* _GIVEN PROBLEM_
Locate each line holding the string "that" and copy it.

* _RAW DATA_

○ ○ ○ ○ ○ ○ ○

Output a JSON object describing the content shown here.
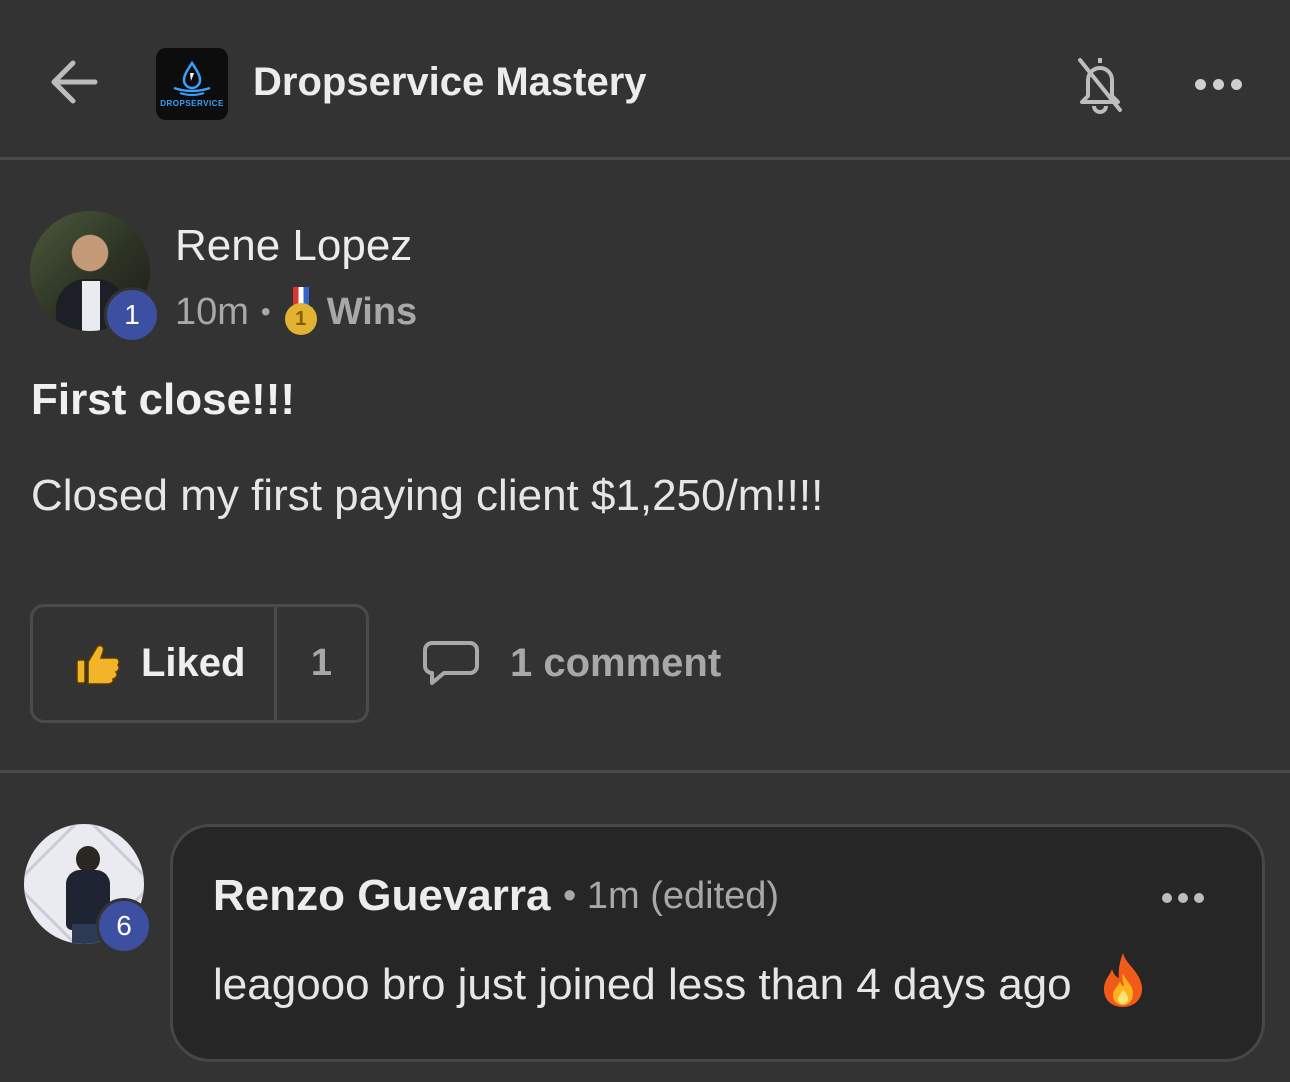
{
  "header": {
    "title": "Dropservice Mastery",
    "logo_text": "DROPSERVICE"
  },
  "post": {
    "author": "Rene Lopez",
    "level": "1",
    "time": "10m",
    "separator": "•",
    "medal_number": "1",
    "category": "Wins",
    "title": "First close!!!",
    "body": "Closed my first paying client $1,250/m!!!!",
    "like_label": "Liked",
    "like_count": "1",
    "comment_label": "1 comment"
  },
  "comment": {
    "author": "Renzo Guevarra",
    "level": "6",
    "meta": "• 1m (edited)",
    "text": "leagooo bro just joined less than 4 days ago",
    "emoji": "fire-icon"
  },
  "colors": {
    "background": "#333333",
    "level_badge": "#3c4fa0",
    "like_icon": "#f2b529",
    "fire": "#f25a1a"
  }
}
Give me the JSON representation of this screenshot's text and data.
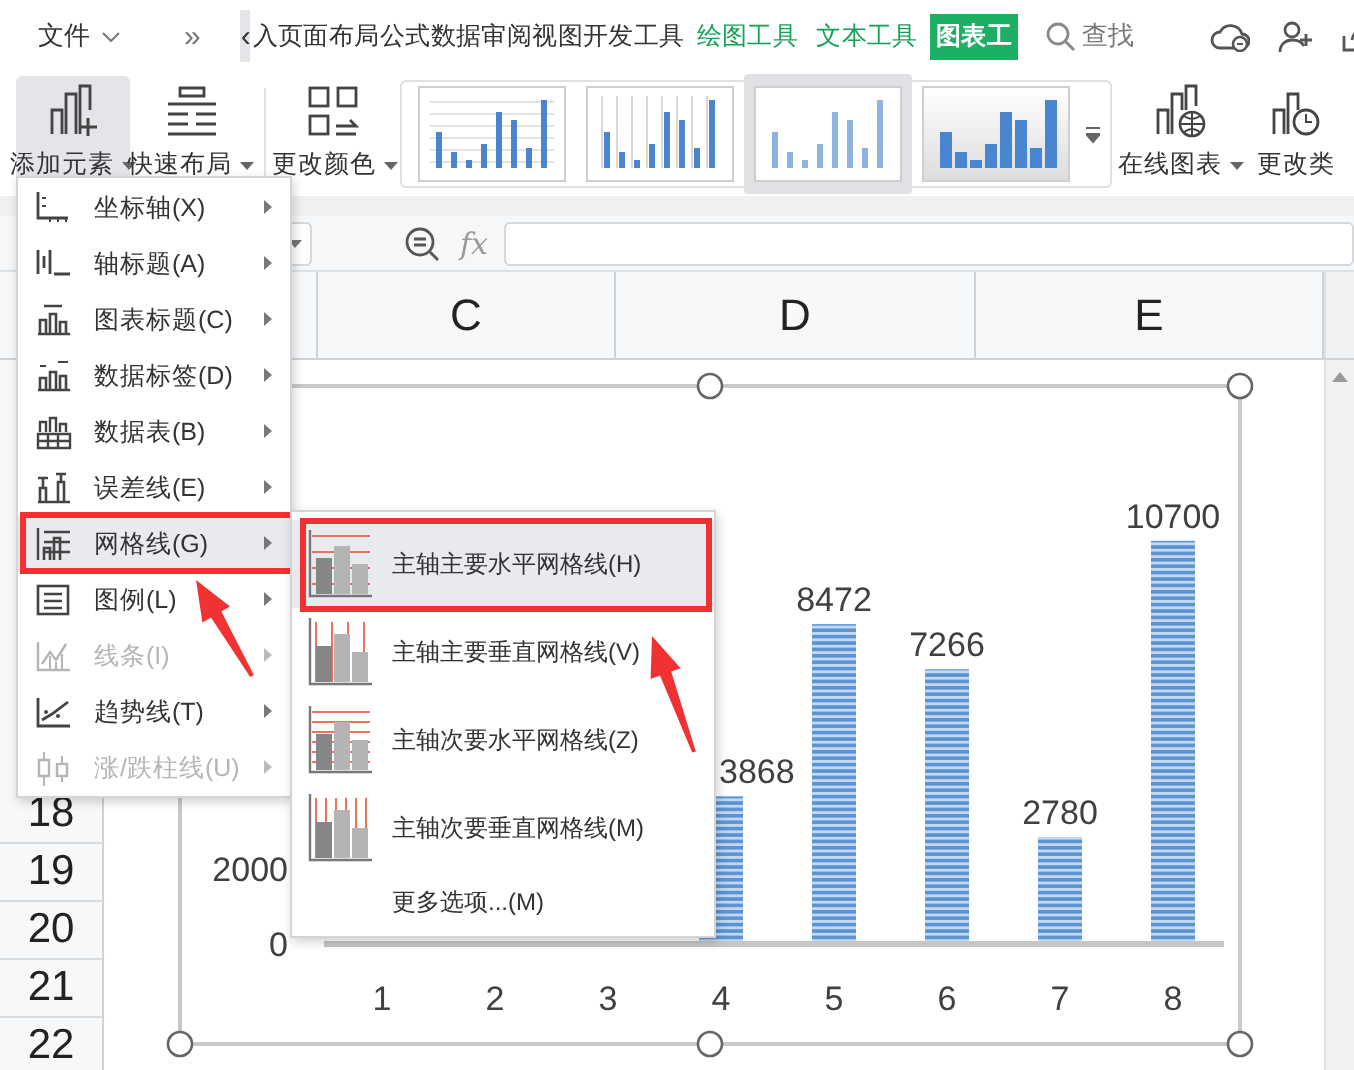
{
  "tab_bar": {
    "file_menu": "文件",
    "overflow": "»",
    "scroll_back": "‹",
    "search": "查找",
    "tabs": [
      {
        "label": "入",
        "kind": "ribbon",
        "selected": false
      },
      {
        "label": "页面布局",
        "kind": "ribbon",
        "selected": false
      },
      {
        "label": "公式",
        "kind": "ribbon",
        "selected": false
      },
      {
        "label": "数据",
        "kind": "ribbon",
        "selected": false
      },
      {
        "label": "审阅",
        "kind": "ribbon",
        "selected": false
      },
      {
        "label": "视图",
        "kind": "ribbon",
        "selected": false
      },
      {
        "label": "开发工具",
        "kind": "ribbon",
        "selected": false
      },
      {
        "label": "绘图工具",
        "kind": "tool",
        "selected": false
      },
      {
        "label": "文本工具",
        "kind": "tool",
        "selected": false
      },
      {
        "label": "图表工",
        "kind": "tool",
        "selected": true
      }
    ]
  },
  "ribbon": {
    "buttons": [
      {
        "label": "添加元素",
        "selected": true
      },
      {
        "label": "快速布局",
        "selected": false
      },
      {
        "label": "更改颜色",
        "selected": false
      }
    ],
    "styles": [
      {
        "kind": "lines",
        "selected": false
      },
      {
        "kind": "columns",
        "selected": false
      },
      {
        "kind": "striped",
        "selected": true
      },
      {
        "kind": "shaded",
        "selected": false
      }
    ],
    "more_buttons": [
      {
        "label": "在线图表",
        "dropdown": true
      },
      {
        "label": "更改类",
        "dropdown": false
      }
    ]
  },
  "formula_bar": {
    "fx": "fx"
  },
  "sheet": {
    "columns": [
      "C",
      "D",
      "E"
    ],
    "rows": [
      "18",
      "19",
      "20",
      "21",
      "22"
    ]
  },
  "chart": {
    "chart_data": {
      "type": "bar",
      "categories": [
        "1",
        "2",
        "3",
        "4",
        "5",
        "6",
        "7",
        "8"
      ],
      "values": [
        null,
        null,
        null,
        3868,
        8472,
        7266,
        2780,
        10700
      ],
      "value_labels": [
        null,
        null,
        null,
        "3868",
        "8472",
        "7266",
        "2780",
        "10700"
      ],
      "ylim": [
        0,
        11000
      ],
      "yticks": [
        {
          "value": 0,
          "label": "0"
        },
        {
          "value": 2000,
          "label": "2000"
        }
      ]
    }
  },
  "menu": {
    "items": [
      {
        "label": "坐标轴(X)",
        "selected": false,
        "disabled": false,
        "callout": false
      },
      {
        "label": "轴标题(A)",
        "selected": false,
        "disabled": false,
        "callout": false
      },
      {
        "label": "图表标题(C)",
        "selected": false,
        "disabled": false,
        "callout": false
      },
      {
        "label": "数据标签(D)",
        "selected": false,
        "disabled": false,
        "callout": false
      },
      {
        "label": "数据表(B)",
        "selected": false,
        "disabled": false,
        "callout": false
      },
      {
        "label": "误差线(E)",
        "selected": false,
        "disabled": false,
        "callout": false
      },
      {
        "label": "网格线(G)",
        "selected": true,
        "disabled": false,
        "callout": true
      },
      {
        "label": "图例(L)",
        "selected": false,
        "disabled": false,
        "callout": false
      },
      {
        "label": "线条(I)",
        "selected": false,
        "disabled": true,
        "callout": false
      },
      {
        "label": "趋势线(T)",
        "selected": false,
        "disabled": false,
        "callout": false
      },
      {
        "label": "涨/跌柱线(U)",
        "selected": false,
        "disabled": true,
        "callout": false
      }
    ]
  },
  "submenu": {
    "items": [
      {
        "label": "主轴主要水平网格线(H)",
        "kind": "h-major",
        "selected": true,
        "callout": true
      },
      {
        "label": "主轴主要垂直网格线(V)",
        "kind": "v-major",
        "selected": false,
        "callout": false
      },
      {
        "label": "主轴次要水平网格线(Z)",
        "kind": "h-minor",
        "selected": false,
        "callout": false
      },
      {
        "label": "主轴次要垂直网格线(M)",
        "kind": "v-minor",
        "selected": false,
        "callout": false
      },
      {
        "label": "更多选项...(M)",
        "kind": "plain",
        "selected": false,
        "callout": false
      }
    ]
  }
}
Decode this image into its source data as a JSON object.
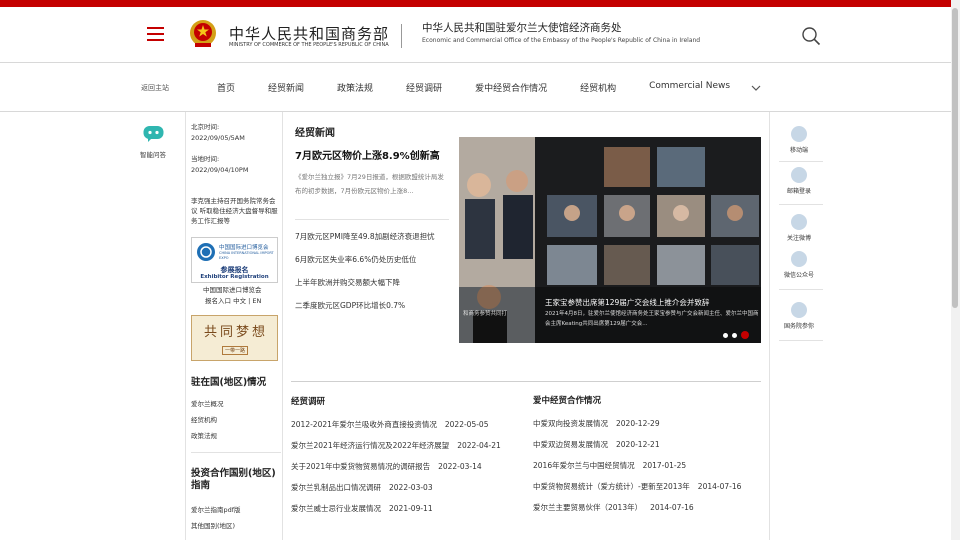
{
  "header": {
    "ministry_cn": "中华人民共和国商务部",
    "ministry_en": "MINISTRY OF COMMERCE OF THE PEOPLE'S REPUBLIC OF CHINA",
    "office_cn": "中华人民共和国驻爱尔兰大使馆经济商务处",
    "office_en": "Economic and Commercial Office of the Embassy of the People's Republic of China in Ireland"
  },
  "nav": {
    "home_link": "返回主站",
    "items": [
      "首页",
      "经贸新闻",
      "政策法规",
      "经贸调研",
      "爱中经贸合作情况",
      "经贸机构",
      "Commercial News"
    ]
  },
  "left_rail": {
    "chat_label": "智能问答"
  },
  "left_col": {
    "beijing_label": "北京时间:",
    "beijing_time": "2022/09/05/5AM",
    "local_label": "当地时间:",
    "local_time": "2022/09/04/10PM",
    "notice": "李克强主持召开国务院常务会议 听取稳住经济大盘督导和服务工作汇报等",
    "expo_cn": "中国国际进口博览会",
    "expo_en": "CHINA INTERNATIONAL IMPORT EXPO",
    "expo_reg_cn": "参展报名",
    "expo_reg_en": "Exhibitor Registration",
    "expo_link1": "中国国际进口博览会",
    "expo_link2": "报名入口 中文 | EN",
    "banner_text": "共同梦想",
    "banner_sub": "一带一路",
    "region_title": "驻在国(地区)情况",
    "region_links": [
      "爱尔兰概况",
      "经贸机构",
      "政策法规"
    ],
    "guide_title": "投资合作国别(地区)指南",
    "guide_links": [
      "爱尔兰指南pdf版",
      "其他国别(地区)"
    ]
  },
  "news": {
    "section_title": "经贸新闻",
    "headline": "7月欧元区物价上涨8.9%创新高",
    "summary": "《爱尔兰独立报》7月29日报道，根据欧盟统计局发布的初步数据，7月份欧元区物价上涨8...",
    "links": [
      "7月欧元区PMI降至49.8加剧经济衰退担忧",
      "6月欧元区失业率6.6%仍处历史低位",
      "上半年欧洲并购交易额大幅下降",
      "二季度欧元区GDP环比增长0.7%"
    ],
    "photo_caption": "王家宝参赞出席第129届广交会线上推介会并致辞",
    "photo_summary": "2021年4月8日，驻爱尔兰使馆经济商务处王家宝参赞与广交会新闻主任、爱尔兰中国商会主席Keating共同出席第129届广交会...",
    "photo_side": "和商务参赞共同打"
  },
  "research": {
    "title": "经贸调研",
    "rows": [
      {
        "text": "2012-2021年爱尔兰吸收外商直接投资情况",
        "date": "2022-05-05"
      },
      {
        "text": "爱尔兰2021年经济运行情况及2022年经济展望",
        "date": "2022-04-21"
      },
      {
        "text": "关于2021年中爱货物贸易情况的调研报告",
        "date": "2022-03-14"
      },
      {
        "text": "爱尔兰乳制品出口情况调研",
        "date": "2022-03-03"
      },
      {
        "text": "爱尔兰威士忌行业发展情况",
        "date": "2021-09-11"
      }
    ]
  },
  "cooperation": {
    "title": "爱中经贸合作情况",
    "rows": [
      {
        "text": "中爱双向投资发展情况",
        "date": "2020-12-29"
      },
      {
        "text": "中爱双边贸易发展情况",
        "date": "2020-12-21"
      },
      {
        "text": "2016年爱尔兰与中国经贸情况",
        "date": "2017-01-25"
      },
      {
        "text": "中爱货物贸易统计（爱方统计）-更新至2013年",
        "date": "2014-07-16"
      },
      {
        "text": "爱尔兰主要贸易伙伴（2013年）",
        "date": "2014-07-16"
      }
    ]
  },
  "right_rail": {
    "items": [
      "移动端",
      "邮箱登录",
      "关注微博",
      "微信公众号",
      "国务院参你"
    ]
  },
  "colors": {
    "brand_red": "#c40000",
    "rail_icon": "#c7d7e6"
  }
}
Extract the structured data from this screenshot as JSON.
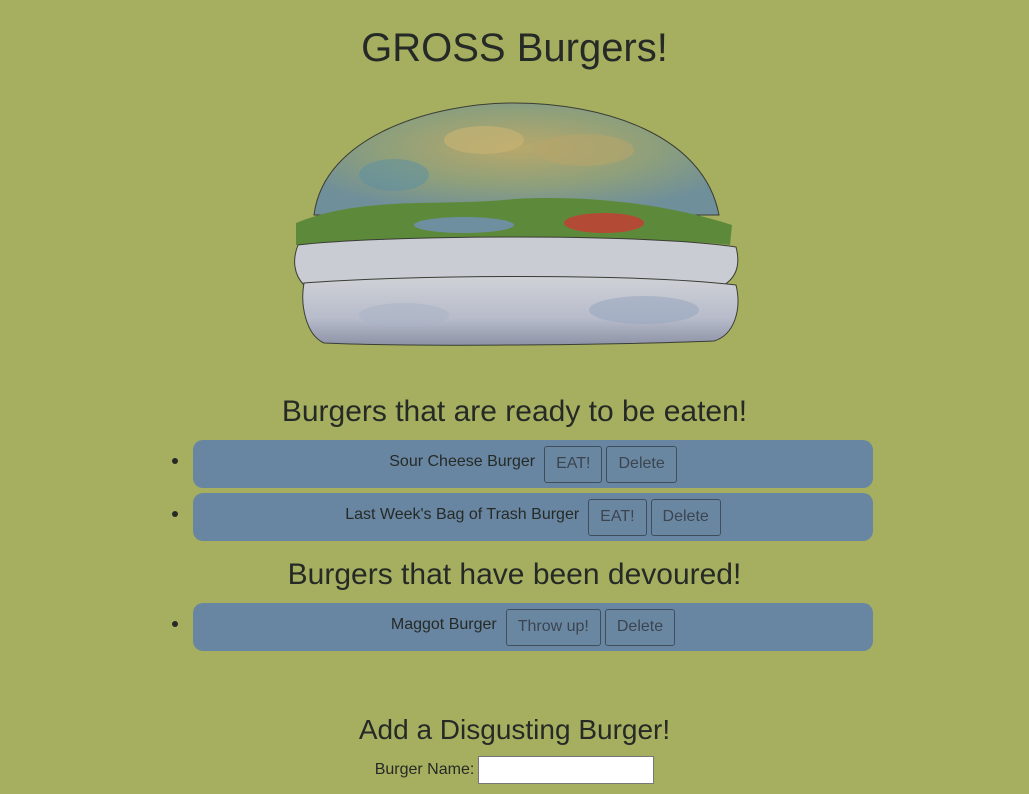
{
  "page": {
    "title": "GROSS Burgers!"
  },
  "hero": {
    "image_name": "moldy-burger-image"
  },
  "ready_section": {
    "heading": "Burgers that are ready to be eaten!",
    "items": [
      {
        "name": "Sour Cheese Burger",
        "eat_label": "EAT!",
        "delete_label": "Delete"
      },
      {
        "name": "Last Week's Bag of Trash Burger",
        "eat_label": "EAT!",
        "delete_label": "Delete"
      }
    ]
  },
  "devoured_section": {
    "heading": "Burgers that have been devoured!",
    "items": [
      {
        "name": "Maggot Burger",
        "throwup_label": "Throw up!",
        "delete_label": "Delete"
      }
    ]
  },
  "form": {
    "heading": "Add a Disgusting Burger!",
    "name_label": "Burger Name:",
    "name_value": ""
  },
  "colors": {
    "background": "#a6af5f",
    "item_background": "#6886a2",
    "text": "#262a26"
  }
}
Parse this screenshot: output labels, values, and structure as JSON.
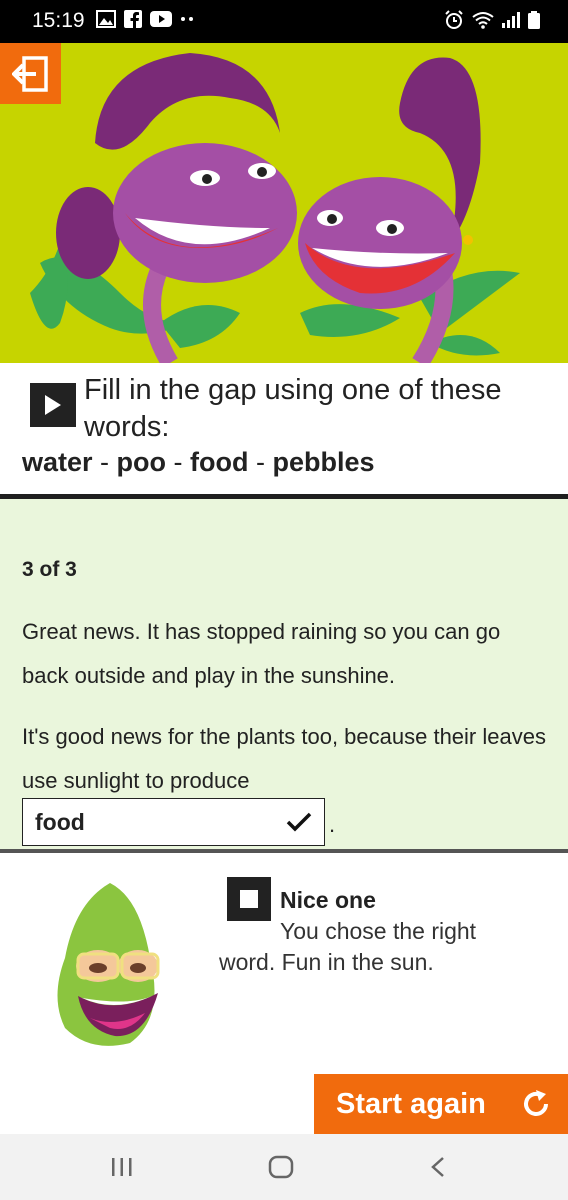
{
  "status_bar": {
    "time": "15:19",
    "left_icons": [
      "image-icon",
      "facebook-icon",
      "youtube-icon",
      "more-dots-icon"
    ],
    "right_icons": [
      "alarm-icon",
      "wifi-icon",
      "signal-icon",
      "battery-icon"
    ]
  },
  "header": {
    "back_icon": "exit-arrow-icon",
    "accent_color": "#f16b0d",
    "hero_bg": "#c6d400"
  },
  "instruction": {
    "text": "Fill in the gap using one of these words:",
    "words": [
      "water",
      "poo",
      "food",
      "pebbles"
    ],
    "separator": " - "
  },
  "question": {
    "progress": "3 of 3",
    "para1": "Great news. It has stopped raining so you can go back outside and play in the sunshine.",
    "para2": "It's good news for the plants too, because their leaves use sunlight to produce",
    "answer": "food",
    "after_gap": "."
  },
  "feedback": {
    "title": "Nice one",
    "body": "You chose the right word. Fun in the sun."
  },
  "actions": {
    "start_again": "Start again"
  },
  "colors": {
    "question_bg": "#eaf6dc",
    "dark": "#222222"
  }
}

○ ○ ○ ○ ○ ○ ○

* _EXERCISE OUTPUT_
    "heading": "Burgers that are ready to be eaten!",
    "heading": "Burgers that have been devoured!",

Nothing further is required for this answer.